(Data for this exercise):
━━━━━━━━━━━━━━━━━━━━━━━━━━━━━━
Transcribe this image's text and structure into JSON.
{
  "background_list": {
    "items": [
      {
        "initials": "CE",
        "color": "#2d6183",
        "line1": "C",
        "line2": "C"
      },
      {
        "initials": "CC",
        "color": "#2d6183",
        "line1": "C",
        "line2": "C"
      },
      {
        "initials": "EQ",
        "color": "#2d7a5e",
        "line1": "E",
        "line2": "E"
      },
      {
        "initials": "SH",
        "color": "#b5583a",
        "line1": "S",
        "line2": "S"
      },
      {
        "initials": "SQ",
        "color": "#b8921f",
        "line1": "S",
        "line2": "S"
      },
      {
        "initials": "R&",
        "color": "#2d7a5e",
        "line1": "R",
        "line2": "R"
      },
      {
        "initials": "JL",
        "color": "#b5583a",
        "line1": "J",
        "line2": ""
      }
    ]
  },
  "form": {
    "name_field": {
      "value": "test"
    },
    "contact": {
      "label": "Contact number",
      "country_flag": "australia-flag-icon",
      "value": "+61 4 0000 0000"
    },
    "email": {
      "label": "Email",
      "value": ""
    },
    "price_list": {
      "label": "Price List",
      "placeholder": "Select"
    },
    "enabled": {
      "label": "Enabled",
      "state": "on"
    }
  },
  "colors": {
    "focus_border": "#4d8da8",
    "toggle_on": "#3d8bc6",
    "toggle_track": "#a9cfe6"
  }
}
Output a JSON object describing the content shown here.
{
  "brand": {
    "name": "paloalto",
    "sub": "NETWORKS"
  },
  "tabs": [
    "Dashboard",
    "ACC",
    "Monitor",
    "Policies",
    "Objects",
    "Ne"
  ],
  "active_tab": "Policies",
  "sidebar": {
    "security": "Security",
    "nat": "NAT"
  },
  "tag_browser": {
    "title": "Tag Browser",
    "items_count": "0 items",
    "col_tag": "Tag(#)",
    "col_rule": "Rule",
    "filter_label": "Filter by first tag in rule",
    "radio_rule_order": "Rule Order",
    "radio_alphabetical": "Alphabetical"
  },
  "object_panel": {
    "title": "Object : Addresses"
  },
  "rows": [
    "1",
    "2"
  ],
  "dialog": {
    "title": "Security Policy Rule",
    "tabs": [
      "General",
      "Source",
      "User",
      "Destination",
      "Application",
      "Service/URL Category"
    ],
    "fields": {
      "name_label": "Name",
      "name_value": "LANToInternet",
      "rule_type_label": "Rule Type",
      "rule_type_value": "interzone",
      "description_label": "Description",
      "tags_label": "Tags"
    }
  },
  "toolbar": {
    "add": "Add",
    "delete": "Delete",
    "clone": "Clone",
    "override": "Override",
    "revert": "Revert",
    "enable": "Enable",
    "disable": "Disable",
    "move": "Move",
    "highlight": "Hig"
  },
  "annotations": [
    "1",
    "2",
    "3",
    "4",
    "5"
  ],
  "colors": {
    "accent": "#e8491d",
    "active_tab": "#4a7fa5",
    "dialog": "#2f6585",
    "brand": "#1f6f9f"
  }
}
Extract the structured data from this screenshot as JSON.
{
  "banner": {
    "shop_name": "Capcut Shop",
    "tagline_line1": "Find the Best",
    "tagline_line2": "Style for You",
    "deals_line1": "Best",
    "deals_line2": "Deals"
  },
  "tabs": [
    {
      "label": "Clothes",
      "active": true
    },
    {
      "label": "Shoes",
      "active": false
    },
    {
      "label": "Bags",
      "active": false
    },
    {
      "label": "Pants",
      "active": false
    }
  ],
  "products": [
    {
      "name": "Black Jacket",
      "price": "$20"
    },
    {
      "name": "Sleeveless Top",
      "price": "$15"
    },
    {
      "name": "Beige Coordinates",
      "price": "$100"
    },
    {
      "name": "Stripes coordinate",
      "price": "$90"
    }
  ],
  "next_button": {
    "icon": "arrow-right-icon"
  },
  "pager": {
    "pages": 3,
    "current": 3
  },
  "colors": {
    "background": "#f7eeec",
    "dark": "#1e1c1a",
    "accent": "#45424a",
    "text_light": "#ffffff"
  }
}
━━━━━━━━━━━━━━━━━━━━━━━━━━━━━━
(To be done): Retype the whole listing above exactly.

(The reply):
Transcribe this image's text and structure into JSON.
{
  "background_list": {
    "items": [
      {
        "initials": "CE",
        "color": "#2d6183",
        "line1": "C",
        "line2": "C"
      },
      {
        "initials": "CC",
        "color": "#2d6183",
        "line1": "C",
        "line2": "C"
      },
      {
        "initials": "EQ",
        "color": "#2d7a5e",
        "line1": "E",
        "line2": "E"
      },
      {
        "initials": "SH",
        "color": "#b5583a",
        "line1": "S",
        "line2": "S"
      },
      {
        "initials": "SQ",
        "color": "#b8921f",
        "line1": "S",
        "line2": "S"
      },
      {
        "initials": "R&",
        "color": "#2d7a5e",
        "line1": "R",
        "line2": "R"
      },
      {
        "initials": "JL",
        "color": "#b5583a",
        "line1": "J",
        "line2": ""
      }
    ]
  },
  "form": {
    "name_field": {
      "value": "test"
    },
    "contact": {
      "label": "Contact number",
      "country_flag": "australia-flag-icon",
      "value": "+61 4 0000 0000"
    },
    "email": {
      "label": "Email",
      "value": ""
    },
    "price_list": {
      "label": "Price List",
      "placeholder": "Select"
    },
    "enabled": {
      "label": "Enabled",
      "state": "on"
    }
  },
  "colors": {
    "focus_border": "#4d8da8",
    "toggle_on": "#3d8bc6",
    "toggle_track": "#a9cfe6"
  }
}
Output a JSON object describing the content shown here.
{
  "brand": {
    "name": "paloalto",
    "sub": "NETWORKS"
  },
  "tabs": [
    "Dashboard",
    "ACC",
    "Monitor",
    "Policies",
    "Objects",
    "Ne"
  ],
  "active_tab": "Policies",
  "sidebar": {
    "security": "Security",
    "nat": "NAT"
  },
  "tag_browser": {
    "title": "Tag Browser",
    "items_count": "0 items",
    "col_tag": "Tag(#)",
    "col_rule": "Rule",
    "filter_label": "Filter by first tag in rule",
    "radio_rule_order": "Rule Order",
    "radio_alphabetical": "Alphabetical"
  },
  "object_panel": {
    "title": "Object : Addresses"
  },
  "rows": [
    "1",
    "2"
  ],
  "dialog": {
    "title": "Security Policy Rule",
    "tabs": [
      "General",
      "Source",
      "User",
      "Destination",
      "Application",
      "Service/URL Category"
    ],
    "fields": {
      "name_label": "Name",
      "name_value": "LANToInternet",
      "rule_type_label": "Rule Type",
      "rule_type_value": "interzone",
      "description_label": "Description",
      "tags_label": "Tags"
    }
  },
  "toolbar": {
    "add": "Add",
    "delete": "Delete",
    "clone": "Clone",
    "override": "Override",
    "revert": "Revert",
    "enable": "Enable",
    "disable": "Disable",
    "move": "Move",
    "highlight": "Hig"
  },
  "annotations": [
    "1",
    "2",
    "3",
    "4",
    "5"
  ],
  "colors": {
    "accent": "#e8491d",
    "active_tab": "#4a7fa5",
    "dialog": "#2f6585",
    "brand": "#1f6f9f"
  }
}
Extract the structured data from this screenshot as JSON.
{
  "banner": {
    "shop_name": "Capcut Shop",
    "tagline_line1": "Find the Best",
    "tagline_line2": "Style for You",
    "deals_line1": "Best",
    "deals_line2": "Deals"
  },
  "tabs": [
    {
      "label": "Clothes",
      "active": true
    },
    {
      "label": "Shoes",
      "active": false
    },
    {
      "label": "Bags",
      "active": false
    },
    {
      "label": "Pants",
      "active": false
    }
  ],
  "products": [
    {
      "name": "Black Jacket",
      "price": "$20"
    },
    {
      "name": "Sleeveless Top",
      "price": "$15"
    },
    {
      "name": "Beige Coordinates",
      "price": "$100"
    },
    {
      "name": "Stripes coordinate",
      "price": "$90"
    }
  ],
  "next_button": {
    "icon": "arrow-right-icon"
  },
  "pager": {
    "pages": 3,
    "current": 3
  },
  "colors": {
    "background": "#f7eeec",
    "dark": "#1e1c1a",
    "accent": "#45424a",
    "text_light": "#ffffff"
  }
}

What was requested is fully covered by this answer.